WORK TO BE COMPLETED - Copy each line below without leaving any out.

ENTRIES SHOWN -

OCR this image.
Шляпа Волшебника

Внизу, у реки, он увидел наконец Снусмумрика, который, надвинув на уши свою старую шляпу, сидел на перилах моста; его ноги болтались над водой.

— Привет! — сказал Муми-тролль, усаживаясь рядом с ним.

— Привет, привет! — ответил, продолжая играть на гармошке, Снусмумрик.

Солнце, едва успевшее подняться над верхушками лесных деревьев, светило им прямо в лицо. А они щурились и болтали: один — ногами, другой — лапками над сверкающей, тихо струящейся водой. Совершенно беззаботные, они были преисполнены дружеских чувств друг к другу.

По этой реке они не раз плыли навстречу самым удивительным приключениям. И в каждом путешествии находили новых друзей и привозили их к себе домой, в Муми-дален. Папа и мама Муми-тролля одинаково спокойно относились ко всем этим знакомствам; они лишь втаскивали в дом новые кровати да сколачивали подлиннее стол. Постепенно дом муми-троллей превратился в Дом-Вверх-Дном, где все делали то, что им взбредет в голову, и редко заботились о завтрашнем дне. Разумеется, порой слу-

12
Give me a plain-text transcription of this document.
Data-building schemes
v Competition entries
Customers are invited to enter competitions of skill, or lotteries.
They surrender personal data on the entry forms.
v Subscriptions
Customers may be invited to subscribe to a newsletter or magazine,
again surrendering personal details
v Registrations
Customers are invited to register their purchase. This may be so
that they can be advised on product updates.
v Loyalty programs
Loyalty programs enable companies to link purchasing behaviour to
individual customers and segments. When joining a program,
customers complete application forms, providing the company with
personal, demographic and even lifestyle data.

REPLY -
OCR this image.
Шляпа Волшебника

Внизу, у реки, он увидел наконец Снусмумрика, который, надвинув на уши свою старую шляпу, сидел на перилах моста; его ноги болтались над водой.

— Привет! — сказал Муми-тролль, усаживаясь рядом с ним.

— Привет, привет! — ответил, продолжая играть на гармошке, Снусмумрик.

Солнце, едва успевшее подняться над верхушками лесных деревьев, светило им прямо в лицо. А они щурились и болтали: один — ногами, другой — лапками над сверкающей, тихо струящейся водой. Совершенно беззаботные, они были преисполнены дружеских чувств друг к другу.

По этой реке они не раз плыли навстречу самым удивительным приключениям. И в каждом путешествии находили новых друзей и привозили их к себе домой, в Муми-дален. Папа и мама Муми-тролля одинаково спокойно относились ко всем этим знакомствам; они лишь втаскивали в дом новые кровати да сколачивали подлиннее стол. Постепенно дом муми-троллей превратился в Дом-Вверх-Дном, где все делали то, что им взбредет в голову, и редко заботились о завтрашнем дне. Разумеется, порой слу-

12
Give me a plain-text transcription of this document.
Data-building schemes
v Competition entries
Customers are invited to enter competitions of skill, or lotteries.
They surrender personal data on the entry forms.
v Subscriptions
Customers may be invited to subscribe to a newsletter or magazine,
again surrendering personal details
v Registrations
Customers are invited to register their purchase. This may be so
that they can be advised on product updates.
v Loyalty programs
Loyalty programs enable companies to link purchasing behaviour to
individual customers and segments. When joining a program,
customers complete application forms, providing the company with
personal, demographic and even lifestyle data.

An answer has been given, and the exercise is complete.